───── EXTRACTED RECORDS ─────

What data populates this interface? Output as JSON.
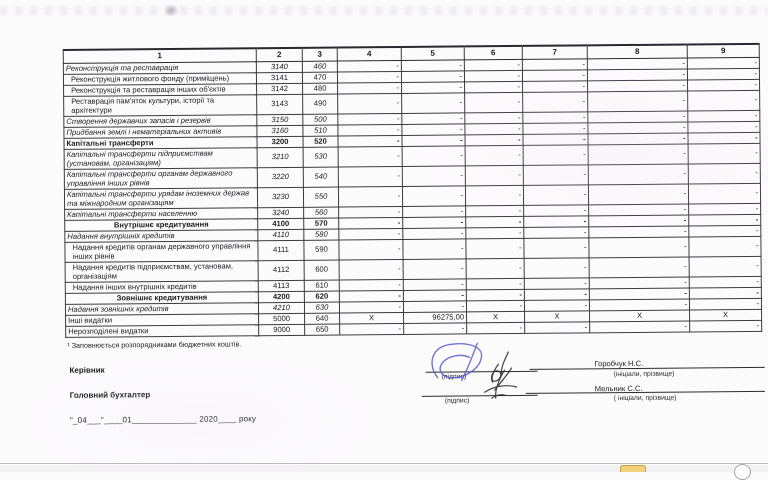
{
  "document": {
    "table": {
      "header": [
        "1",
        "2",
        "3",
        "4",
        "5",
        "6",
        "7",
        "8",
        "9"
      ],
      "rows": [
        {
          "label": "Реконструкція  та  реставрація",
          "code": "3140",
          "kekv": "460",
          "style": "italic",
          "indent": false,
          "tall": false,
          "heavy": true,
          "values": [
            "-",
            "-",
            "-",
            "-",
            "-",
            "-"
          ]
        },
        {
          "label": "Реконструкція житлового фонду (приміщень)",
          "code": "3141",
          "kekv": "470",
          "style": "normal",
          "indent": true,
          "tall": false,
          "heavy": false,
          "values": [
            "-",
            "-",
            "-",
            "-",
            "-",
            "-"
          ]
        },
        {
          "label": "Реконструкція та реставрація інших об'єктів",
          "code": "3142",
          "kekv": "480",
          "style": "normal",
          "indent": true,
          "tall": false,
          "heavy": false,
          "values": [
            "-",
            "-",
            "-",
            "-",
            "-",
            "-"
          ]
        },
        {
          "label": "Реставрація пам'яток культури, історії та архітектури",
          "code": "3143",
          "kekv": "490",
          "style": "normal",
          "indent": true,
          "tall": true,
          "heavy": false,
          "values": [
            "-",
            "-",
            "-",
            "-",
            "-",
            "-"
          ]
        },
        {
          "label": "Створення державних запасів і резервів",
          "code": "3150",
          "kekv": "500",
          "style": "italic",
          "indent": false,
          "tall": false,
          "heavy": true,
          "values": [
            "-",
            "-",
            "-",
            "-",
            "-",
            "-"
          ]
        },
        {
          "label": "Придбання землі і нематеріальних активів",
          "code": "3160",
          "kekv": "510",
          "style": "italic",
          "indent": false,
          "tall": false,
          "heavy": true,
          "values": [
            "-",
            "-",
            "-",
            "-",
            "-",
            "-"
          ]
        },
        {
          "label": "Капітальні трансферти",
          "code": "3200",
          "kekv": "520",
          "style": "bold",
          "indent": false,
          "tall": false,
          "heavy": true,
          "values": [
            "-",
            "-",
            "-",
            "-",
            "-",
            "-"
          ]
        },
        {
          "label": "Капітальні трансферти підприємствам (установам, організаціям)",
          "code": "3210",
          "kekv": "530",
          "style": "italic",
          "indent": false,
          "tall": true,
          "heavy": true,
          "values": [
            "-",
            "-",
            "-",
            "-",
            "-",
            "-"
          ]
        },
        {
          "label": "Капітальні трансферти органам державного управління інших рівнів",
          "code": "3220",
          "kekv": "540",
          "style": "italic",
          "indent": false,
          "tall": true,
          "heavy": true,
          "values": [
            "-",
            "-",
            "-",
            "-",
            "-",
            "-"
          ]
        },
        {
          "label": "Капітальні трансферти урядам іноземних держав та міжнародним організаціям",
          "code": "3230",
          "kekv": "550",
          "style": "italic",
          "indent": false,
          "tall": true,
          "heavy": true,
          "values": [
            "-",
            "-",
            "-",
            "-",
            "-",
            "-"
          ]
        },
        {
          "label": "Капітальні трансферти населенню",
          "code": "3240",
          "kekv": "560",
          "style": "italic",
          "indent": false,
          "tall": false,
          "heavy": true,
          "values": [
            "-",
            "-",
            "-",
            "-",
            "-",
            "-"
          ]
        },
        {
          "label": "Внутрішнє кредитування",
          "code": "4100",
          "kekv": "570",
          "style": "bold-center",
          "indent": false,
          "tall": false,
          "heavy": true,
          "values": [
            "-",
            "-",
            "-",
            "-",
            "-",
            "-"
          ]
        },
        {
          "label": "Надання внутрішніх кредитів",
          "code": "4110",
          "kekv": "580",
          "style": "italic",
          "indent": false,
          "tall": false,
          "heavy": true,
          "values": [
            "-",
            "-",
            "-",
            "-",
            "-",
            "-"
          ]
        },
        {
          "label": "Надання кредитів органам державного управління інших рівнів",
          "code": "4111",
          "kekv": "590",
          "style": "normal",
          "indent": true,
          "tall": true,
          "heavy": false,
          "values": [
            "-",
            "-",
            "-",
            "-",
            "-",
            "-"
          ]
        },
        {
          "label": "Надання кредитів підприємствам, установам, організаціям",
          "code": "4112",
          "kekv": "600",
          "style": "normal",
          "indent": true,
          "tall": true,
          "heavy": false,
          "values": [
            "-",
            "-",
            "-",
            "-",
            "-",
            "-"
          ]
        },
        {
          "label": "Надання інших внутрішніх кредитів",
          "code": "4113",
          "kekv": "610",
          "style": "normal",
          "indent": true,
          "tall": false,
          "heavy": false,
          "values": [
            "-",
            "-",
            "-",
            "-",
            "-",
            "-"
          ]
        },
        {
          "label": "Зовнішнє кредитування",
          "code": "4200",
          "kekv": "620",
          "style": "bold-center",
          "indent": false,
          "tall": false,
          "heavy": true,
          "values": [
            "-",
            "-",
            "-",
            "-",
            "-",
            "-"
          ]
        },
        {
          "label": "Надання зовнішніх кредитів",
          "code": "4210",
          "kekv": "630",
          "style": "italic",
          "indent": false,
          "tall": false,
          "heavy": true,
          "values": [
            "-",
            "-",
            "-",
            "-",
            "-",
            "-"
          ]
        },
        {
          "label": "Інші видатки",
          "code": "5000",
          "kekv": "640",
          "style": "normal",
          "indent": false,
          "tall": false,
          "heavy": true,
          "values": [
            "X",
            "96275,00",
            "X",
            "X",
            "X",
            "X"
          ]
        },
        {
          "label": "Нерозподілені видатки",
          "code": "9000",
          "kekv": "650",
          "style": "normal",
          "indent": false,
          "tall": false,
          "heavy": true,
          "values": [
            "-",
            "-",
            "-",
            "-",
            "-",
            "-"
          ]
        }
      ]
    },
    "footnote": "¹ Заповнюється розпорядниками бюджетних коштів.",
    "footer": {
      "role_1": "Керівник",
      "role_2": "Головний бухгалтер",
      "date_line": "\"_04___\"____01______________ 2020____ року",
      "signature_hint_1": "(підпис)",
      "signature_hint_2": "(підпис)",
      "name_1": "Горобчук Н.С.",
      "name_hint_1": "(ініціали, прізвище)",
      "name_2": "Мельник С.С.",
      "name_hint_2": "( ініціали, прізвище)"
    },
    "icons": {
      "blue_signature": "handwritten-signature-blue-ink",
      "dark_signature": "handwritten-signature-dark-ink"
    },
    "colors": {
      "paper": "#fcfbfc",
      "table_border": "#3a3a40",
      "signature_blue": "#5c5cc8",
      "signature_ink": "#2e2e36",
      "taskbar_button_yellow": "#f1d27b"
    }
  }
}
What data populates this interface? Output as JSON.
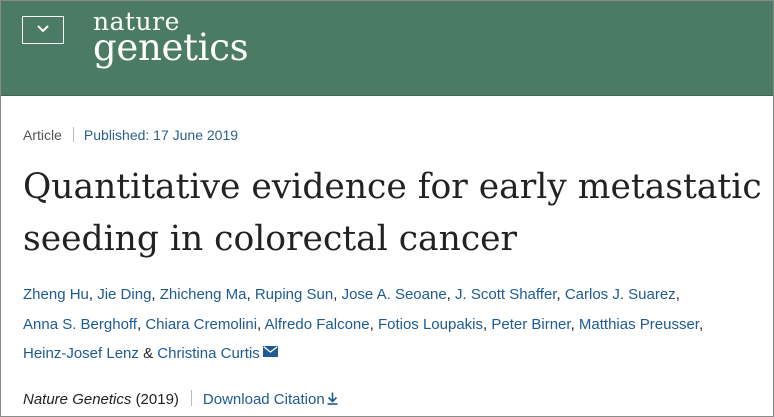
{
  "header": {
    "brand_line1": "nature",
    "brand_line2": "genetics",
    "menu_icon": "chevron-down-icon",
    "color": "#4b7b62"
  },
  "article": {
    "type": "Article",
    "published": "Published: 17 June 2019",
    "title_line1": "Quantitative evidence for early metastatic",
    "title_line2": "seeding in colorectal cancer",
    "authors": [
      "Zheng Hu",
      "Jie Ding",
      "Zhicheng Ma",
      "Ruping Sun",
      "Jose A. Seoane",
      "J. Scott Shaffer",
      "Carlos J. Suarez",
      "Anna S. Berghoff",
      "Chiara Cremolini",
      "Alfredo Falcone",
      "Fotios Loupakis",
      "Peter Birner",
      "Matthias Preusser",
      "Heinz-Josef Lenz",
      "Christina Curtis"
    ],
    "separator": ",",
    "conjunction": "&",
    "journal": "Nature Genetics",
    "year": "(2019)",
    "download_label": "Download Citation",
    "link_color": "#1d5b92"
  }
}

─────

EXERCISE DETAILS:
Write every record out again exactly; no pictures belong in the copy.

WRITTEN ANSWER:
What data populates this interface? Output as JSON.
{
  "document": {
    "table": {
      "header": [
        "1",
        "2",
        "3",
        "4",
        "5",
        "6",
        "7",
        "8",
        "9"
      ],
      "rows": [
        {
          "label": "Реконструкція  та  реставрація",
          "code": "3140",
          "kekv": "460",
          "style": "italic",
          "indent": false,
          "tall": false,
          "heavy": true,
          "values": [
            "-",
            "-",
            "-",
            "-",
            "-",
            "-"
          ]
        },
        {
          "label": "Реконструкція житлового фонду (приміщень)",
          "code": "3141",
          "kekv": "470",
          "style": "normal",
          "indent": true,
          "tall": false,
          "heavy": false,
          "values": [
            "-",
            "-",
            "-",
            "-",
            "-",
            "-"
          ]
        },
        {
          "label": "Реконструкція та реставрація інших об'єктів",
          "code": "3142",
          "kekv": "480",
          "style": "normal",
          "indent": true,
          "tall": false,
          "heavy": false,
          "values": [
            "-",
            "-",
            "-",
            "-",
            "-",
            "-"
          ]
        },
        {
          "label": "Реставрація пам'яток культури, історії та архітектури",
          "code": "3143",
          "kekv": "490",
          "style": "normal",
          "indent": true,
          "tall": true,
          "heavy": false,
          "values": [
            "-",
            "-",
            "-",
            "-",
            "-",
            "-"
          ]
        },
        {
          "label": "Створення державних запасів і резервів",
          "code": "3150",
          "kekv": "500",
          "style": "italic",
          "indent": false,
          "tall": false,
          "heavy": true,
          "values": [
            "-",
            "-",
            "-",
            "-",
            "-",
            "-"
          ]
        },
        {
          "label": "Придбання землі і нематеріальних активів",
          "code": "3160",
          "kekv": "510",
          "style": "italic",
          "indent": false,
          "tall": false,
          "heavy": true,
          "values": [
            "-",
            "-",
            "-",
            "-",
            "-",
            "-"
          ]
        },
        {
          "label": "Капітальні трансферти",
          "code": "3200",
          "kekv": "520",
          "style": "bold",
          "indent": false,
          "tall": false,
          "heavy": true,
          "values": [
            "-",
            "-",
            "-",
            "-",
            "-",
            "-"
          ]
        },
        {
          "label": "Капітальні трансферти підприємствам (установам, організаціям)",
          "code": "3210",
          "kekv": "530",
          "style": "italic",
          "indent": false,
          "tall": true,
          "heavy": true,
          "values": [
            "-",
            "-",
            "-",
            "-",
            "-",
            "-"
          ]
        },
        {
          "label": "Капітальні трансферти органам державного управління інших рівнів",
          "code": "3220",
          "kekv": "540",
          "style": "italic",
          "indent": false,
          "tall": true,
          "heavy": true,
          "values": [
            "-",
            "-",
            "-",
            "-",
            "-",
            "-"
          ]
        },
        {
          "label": "Капітальні трансферти урядам іноземних держав та міжнародним організаціям",
          "code": "3230",
          "kekv": "550",
          "style": "italic",
          "indent": false,
          "tall": true,
          "heavy": true,
          "values": [
            "-",
            "-",
            "-",
            "-",
            "-",
            "-"
          ]
        },
        {
          "label": "Капітальні трансферти населенню",
          "code": "3240",
          "kekv": "560",
          "style": "italic",
          "indent": false,
          "tall": false,
          "heavy": true,
          "values": [
            "-",
            "-",
            "-",
            "-",
            "-",
            "-"
          ]
        },
        {
          "label": "Внутрішнє кредитування",
          "code": "4100",
          "kekv": "570",
          "style": "bold-center",
          "indent": false,
          "tall": false,
          "heavy": true,
          "values": [
            "-",
            "-",
            "-",
            "-",
            "-",
            "-"
          ]
        },
        {
          "label": "Надання внутрішніх кредитів",
          "code": "4110",
          "kekv": "580",
          "style": "italic",
          "indent": false,
          "tall": false,
          "heavy": true,
          "values": [
            "-",
            "-",
            "-",
            "-",
            "-",
            "-"
          ]
        },
        {
          "label": "Надання кредитів органам державного управління інших рівнів",
          "code": "4111",
          "kekv": "590",
          "style": "normal",
          "indent": true,
          "tall": true,
          "heavy": false,
          "values": [
            "-",
            "-",
            "-",
            "-",
            "-",
            "-"
          ]
        },
        {
          "label": "Надання кредитів підприємствам, установам, організаціям",
          "code": "4112",
          "kekv": "600",
          "style": "normal",
          "indent": true,
          "tall": true,
          "heavy": false,
          "values": [
            "-",
            "-",
            "-",
            "-",
            "-",
            "-"
          ]
        },
        {
          "label": "Надання інших внутрішніх кредитів",
          "code": "4113",
          "kekv": "610",
          "style": "normal",
          "indent": true,
          "tall": false,
          "heavy": false,
          "values": [
            "-",
            "-",
            "-",
            "-",
            "-",
            "-"
          ]
        },
        {
          "label": "Зовнішнє кредитування",
          "code": "4200",
          "kekv": "620",
          "style": "bold-center",
          "indent": false,
          "tall": false,
          "heavy": true,
          "values": [
            "-",
            "-",
            "-",
            "-",
            "-",
            "-"
          ]
        },
        {
          "label": "Надання зовнішніх кредитів",
          "code": "4210",
          "kekv": "630",
          "style": "italic",
          "indent": false,
          "tall": false,
          "heavy": true,
          "values": [
            "-",
            "-",
            "-",
            "-",
            "-",
            "-"
          ]
        },
        {
          "label": "Інші видатки",
          "code": "5000",
          "kekv": "640",
          "style": "normal",
          "indent": false,
          "tall": false,
          "heavy": true,
          "values": [
            "X",
            "96275,00",
            "X",
            "X",
            "X",
            "X"
          ]
        },
        {
          "label": "Нерозподілені видатки",
          "code": "9000",
          "kekv": "650",
          "style": "normal",
          "indent": false,
          "tall": false,
          "heavy": true,
          "values": [
            "-",
            "-",
            "-",
            "-",
            "-",
            "-"
          ]
        }
      ]
    },
    "footnote": "¹ Заповнюється розпорядниками бюджетних коштів.",
    "footer": {
      "role_1": "Керівник",
      "role_2": "Головний бухгалтер",
      "date_line": "\"_04___\"____01______________ 2020____ року",
      "signature_hint_1": "(підпис)",
      "signature_hint_2": "(підпис)",
      "name_1": "Горобчук Н.С.",
      "name_hint_1": "(ініціали, прізвище)",
      "name_2": "Мельник С.С.",
      "name_hint_2": "( ініціали, прізвище)"
    },
    "icons": {
      "blue_signature": "handwritten-signature-blue-ink",
      "dark_signature": "handwritten-signature-dark-ink"
    },
    "colors": {
      "paper": "#fcfbfc",
      "table_border": "#3a3a40",
      "signature_blue": "#5c5cc8",
      "signature_ink": "#2e2e36",
      "taskbar_button_yellow": "#f1d27b"
    }
  }
}
What data populates this interface? Output as JSON.
{
  "header": {
    "brand_line1": "nature",
    "brand_line2": "genetics",
    "menu_icon": "chevron-down-icon",
    "color": "#4b7b62"
  },
  "article": {
    "type": "Article",
    "published": "Published: 17 June 2019",
    "title_line1": "Quantitative evidence for early metastatic",
    "title_line2": "seeding in colorectal cancer",
    "authors": [
      "Zheng Hu",
      "Jie Ding",
      "Zhicheng Ma",
      "Ruping Sun",
      "Jose A. Seoane",
      "J. Scott Shaffer",
      "Carlos J. Suarez",
      "Anna S. Berghoff",
      "Chiara Cremolini",
      "Alfredo Falcone",
      "Fotios Loupakis",
      "Peter Birner",
      "Matthias Preusser",
      "Heinz-Josef Lenz",
      "Christina Curtis"
    ],
    "separator": ",",
    "conjunction": "&",
    "journal": "Nature Genetics",
    "year": "(2019)",
    "download_label": "Download Citation",
    "link_color": "#1d5b92"
  }
}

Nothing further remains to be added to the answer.